LAST month we shared investigations regarding how Amazon has infiltrated the apparel business and will be THE leading provider of apparel within the next few years by generating sales with their own brands which are competing head-to-head with their merchants. We went on to warn that if you’re in the apparel business you need to take safeguards now for your future, as many businesses will be decimated as Amazon claws more of the industry at such a rapid pace.
THE thing with companies like Amazon is that in the beginning everything is wonderful as they start their selling platforms. They open their platforms to small businesses and offer vast exposure to the markets with small percentages for sales made. Retailers start out loving it and find it a great way to stay solvent in trying retailing times. And while you’re selling on Amazon, they are collecting data and watching the trends and popular products, which seems innocent enough until they start to roll out competition to the very small businesses who propelled their platform to success.
YES, you, the small independent retailer have the greatest hand in putting your business out of business when you teamed up with Amazon. They’re rolling out their own house brands to compete with you, they’re allowing sellers from China to compete with you on many items (a battle you simply cannot win) and now they’ve rolled out a new payment policy which will destroy your businesses cash flow.

Data excerpts:
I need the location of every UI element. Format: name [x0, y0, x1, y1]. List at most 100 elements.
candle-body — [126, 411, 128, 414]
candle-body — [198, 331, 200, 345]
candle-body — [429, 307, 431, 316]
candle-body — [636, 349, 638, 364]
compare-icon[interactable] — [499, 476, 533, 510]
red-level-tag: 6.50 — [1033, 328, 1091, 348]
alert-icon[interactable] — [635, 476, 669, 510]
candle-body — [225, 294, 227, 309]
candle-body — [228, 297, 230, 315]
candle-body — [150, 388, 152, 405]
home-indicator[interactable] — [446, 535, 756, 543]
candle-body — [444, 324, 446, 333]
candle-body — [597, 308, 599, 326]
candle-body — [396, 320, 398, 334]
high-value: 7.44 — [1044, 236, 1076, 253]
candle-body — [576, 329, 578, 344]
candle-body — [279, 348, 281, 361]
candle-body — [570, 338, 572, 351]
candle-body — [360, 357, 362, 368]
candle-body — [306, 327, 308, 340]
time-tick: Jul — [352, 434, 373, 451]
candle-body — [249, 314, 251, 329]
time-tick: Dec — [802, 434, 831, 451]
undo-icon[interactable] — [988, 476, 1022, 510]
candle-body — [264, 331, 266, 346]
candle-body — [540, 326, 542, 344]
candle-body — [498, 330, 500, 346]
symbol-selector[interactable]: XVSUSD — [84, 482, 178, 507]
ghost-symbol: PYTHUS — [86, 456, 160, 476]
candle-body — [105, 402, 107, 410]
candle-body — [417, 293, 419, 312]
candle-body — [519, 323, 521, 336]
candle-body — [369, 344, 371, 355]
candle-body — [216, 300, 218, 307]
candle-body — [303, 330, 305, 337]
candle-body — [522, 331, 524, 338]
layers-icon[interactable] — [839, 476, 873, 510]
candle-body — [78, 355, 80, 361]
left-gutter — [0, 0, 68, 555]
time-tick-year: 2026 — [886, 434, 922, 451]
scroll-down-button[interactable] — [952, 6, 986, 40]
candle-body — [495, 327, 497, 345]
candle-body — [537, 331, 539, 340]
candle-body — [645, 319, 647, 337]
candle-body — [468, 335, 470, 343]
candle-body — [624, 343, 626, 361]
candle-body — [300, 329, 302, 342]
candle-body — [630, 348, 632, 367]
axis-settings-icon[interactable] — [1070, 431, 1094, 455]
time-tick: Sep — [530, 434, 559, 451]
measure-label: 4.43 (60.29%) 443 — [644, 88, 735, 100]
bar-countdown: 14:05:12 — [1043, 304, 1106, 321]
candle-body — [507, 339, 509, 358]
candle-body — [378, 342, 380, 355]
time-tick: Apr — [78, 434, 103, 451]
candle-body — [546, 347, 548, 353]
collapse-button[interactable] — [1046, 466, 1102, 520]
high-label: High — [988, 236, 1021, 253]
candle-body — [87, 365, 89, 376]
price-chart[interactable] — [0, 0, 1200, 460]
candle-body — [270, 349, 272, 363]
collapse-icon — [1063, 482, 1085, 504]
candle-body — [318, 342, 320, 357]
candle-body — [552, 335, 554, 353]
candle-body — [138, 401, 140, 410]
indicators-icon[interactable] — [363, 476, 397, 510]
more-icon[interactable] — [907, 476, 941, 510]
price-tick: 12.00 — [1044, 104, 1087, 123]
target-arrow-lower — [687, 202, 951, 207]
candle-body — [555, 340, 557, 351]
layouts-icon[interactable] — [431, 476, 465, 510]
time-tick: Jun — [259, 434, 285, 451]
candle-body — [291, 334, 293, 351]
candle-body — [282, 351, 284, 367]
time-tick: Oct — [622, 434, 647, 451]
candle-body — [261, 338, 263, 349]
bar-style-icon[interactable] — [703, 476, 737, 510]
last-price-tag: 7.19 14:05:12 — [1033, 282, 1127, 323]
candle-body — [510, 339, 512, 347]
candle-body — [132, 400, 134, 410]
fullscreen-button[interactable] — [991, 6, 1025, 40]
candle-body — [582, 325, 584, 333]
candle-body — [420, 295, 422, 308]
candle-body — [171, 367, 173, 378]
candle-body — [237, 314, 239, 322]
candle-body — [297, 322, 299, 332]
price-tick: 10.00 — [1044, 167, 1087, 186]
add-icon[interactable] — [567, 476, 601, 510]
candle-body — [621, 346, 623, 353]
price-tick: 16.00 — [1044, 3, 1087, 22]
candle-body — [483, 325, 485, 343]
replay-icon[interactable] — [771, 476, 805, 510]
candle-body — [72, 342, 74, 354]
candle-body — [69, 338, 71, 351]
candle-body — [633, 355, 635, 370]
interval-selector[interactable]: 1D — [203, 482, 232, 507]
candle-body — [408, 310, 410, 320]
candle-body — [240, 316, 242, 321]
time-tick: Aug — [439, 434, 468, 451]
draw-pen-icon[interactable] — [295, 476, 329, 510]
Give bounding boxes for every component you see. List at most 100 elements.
==
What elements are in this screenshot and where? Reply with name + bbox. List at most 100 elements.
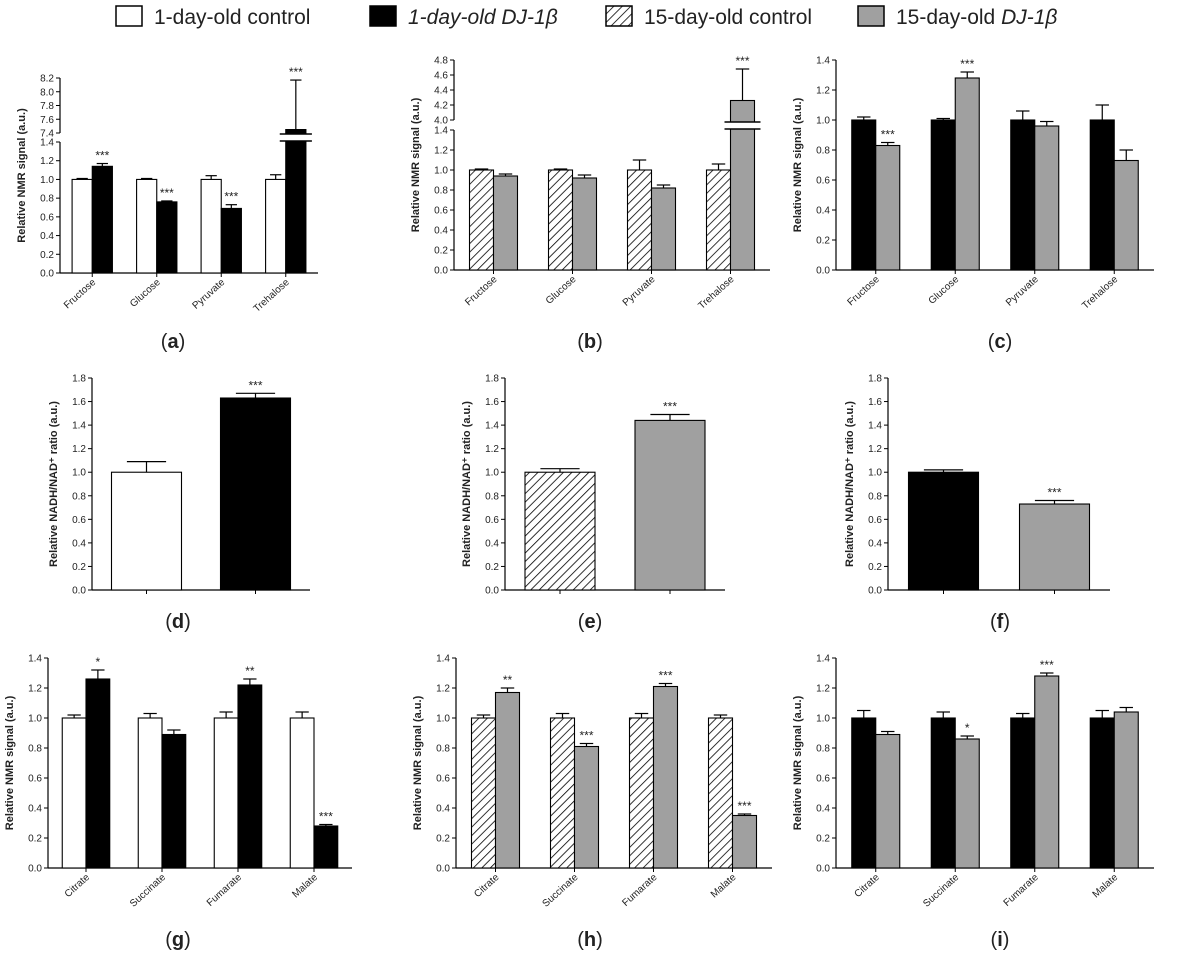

Tasks to perform:
A – Answer these questions about the article on Amazon and small retailers:
(i) According to last month's investigations, what will Amazon become within the next few years?
(ii) What does Amazon do while retailers are selling on its platform?
(iii) What has Amazon now rolled out that the article says will destroy a business's cash flow?
B – Carry the article on Amazon and small retailers forward from its final sentence.

Answers to each task:
A –
(i) Amazon will become the leading provider of apparel.
(ii) Amazon collects data and watches the trends and popular products.
(iii) Amazon has rolled out a new payment policy.

B –
THE new Amazon payment policy is called “Pay By Invoice” so business customers can buy on the marketplace and have more time to pay their bills. Many sellers are worrying that waiting thirty days for payment as opposed to one or two weeks will put them in a serious credit crunch.
THIS new policy is aimed to corporate buyers to encourage them to shop on the broader marketplace and not be restricted to only using Amazon Business.
LENGTHENING the cash payment cycle will create a cash crunch for sellers who rely on fast payments in order to buy inventory and fund their operations. Cash flow is always a key factor for small companies and if they are in a bind from this new payment policy it will affect their ability to pay supplies and employees which will in turn not only create large financing problems but ultimately could put them out of business entirely.
WHEN Amazon notified sellers about the change they touted the opening of the new revenue stream from corporate buyers that will be happening. They also offered an option to sellers who want their cash faster that they would oblige them, at an additional 1.5% of the invoiced amount. Some Amazon sellers are complaining that they are being used to finance the growth of Amazon at no cost to Amazon. Gee, shocking! Go back to the beginning of this story and remember Amazon’s kick-off years ago, everything was flowers and unicorns as small retailers grew their businesses on Amazon while Amazon built their empire, only to change the playing field when the timing was right to make more money.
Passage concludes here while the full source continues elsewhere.